• Your task:
Write out all lines holding the word "TitGefr".

• Raw records:
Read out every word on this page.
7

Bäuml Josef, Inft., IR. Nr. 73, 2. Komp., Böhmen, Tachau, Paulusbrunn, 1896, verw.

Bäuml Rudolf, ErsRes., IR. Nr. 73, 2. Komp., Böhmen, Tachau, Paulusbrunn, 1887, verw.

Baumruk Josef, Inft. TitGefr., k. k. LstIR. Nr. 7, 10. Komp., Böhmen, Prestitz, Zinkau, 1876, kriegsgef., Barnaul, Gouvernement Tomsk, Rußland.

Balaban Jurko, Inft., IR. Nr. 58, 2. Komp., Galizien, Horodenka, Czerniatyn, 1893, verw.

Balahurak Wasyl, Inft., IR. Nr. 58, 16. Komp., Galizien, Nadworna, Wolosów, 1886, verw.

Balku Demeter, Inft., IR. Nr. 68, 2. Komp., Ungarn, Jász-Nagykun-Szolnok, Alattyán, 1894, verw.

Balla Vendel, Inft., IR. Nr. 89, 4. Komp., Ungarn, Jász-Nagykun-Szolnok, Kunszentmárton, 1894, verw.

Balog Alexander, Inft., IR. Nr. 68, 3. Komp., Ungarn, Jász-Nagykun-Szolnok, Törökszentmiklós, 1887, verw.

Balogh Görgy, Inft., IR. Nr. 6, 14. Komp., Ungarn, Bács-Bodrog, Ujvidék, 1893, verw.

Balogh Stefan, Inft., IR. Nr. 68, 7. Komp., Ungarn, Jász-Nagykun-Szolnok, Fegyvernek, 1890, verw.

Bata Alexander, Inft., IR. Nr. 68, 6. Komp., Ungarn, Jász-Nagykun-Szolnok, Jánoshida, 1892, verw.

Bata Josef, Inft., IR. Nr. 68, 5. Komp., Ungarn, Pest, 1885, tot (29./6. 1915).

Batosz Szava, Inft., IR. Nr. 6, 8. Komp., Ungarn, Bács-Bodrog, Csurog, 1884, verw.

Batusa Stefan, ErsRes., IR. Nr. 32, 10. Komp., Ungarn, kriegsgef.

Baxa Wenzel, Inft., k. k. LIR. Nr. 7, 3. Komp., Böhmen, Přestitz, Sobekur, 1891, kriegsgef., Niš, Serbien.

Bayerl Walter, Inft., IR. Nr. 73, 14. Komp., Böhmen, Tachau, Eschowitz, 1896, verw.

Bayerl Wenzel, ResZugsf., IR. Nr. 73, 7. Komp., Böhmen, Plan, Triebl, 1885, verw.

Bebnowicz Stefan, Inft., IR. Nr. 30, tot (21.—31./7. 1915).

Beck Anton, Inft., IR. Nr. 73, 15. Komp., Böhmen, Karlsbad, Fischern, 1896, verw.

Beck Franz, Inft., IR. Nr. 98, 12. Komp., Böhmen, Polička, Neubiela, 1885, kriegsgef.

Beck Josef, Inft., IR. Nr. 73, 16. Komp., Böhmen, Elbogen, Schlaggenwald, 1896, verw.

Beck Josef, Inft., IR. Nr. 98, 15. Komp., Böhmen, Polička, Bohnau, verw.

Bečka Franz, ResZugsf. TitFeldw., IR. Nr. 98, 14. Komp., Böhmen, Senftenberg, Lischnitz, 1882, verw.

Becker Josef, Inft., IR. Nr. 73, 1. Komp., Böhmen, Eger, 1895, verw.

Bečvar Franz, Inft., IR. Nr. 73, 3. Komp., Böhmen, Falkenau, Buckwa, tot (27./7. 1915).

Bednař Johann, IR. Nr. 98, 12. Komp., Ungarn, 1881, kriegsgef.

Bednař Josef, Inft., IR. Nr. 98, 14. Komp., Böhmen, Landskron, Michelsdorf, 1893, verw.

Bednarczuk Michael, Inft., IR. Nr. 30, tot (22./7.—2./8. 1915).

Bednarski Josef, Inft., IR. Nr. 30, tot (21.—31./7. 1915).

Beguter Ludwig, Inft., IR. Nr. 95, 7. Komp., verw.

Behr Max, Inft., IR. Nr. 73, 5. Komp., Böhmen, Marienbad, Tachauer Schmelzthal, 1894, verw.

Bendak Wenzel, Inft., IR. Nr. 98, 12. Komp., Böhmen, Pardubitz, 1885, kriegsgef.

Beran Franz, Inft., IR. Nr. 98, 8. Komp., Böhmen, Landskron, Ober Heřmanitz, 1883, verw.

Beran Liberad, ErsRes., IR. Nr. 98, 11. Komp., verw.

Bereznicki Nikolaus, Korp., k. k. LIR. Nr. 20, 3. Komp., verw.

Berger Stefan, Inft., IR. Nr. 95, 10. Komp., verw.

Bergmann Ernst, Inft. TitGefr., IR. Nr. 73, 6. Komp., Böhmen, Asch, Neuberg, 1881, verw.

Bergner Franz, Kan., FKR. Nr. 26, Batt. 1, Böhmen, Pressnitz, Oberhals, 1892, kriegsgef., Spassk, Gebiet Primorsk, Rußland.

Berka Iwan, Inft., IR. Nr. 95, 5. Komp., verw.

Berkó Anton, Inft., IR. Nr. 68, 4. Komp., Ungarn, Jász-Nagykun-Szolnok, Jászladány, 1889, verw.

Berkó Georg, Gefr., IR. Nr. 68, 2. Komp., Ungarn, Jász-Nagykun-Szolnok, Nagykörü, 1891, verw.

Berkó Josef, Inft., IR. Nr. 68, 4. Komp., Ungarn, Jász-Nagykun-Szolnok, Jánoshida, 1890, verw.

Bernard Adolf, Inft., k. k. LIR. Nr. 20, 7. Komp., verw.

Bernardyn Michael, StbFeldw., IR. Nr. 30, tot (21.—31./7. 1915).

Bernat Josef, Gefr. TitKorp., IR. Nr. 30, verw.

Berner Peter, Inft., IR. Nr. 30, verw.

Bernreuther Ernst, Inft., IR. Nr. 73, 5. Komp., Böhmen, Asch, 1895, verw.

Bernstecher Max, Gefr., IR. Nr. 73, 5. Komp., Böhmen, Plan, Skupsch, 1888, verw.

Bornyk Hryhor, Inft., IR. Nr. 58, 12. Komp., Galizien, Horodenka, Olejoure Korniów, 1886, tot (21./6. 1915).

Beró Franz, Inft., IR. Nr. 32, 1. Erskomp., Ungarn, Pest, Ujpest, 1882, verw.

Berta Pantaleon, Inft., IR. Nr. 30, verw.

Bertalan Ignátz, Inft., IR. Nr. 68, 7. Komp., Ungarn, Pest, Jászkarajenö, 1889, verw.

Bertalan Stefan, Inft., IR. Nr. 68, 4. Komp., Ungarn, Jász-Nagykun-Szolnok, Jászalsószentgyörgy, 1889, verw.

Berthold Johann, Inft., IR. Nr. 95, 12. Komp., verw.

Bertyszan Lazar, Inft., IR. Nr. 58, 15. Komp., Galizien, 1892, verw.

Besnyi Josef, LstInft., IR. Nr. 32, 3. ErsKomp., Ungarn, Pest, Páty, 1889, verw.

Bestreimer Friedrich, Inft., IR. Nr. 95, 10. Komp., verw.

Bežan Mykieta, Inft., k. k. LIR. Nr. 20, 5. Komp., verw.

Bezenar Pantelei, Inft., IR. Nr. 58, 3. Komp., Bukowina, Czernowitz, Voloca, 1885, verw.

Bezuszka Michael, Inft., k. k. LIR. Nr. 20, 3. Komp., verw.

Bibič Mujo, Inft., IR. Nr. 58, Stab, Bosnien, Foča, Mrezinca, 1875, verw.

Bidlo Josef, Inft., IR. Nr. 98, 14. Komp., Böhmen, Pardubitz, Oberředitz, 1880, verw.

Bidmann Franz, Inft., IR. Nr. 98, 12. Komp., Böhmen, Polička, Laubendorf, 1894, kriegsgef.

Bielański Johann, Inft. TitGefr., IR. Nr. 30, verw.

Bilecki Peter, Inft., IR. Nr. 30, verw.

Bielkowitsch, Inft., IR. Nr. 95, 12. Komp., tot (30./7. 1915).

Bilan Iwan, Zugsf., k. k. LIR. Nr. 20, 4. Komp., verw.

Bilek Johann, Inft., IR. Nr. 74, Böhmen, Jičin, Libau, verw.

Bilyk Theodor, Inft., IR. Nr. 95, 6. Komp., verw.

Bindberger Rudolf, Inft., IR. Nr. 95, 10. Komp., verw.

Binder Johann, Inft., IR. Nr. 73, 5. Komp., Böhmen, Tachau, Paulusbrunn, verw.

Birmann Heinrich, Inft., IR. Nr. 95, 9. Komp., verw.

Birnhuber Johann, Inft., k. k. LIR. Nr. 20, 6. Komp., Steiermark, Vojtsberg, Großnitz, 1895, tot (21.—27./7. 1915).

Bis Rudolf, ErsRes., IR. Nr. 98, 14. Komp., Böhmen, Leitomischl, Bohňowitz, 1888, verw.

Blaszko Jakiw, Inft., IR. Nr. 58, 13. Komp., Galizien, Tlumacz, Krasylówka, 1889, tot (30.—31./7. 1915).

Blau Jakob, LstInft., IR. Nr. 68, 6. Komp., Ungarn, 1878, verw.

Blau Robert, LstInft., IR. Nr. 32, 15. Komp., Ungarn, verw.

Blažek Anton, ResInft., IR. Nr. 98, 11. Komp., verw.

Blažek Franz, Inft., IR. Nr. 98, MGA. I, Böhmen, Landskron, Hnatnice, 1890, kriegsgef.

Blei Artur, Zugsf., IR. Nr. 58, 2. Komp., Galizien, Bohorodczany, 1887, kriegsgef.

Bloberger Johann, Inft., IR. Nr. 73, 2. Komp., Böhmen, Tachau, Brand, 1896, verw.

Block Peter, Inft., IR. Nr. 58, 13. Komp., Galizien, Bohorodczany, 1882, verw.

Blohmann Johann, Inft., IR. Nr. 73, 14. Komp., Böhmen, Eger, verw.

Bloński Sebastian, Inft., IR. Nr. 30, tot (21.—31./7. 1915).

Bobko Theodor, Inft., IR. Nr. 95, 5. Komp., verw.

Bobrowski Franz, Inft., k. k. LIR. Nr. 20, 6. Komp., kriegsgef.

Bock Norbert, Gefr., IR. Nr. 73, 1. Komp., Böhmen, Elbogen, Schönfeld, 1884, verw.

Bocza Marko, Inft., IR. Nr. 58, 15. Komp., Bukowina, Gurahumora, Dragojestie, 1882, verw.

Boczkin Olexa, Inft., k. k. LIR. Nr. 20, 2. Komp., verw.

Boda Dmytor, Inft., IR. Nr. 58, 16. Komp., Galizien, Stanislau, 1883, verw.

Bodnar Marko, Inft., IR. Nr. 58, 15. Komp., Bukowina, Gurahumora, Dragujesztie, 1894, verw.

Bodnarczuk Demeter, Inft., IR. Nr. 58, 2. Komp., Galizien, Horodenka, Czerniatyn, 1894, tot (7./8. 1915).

• Answer to the task:
Baumruk Josef, Inft. TitGefr., k. k. LstIR. Nr. 7, 10. Komp., Böhmen, Prestitz, Zinkau, 1876, kriegsgef., Barnaul, Gouvernement Tomsk, Rußland.
Bergmann Ernst, Inft. TitGefr., IR. Nr. 73, 6. Komp., Böhmen, Asch, Neuberg, 1881, verw.
Bielański Johann, Inft. TitGefr., IR. Nr. 30, verw.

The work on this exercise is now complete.